Data rows

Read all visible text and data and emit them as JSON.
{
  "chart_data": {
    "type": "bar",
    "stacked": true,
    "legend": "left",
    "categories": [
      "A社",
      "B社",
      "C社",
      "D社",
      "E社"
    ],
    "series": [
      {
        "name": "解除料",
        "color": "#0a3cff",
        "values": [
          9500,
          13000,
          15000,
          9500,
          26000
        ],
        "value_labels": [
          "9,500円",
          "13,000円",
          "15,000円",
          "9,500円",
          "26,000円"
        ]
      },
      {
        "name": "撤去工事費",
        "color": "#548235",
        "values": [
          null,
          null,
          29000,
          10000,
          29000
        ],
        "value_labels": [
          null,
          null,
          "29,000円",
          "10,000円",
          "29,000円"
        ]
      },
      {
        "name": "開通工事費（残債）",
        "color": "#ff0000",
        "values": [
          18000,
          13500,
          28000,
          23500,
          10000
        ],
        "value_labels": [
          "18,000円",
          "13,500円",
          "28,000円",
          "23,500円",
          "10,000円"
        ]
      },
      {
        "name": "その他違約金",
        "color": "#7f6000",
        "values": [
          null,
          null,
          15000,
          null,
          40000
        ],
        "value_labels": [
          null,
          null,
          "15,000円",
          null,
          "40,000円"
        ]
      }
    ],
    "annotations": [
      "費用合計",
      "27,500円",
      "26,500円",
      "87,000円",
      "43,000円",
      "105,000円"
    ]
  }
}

Problem description
Isolate the lines that hold the word "name" and copy all of them.

Exercise solution
        "name": "解除料",
        "name": "撤去工事費",
        "name": "開通工事費（残債）",
        "name": "その他違約金",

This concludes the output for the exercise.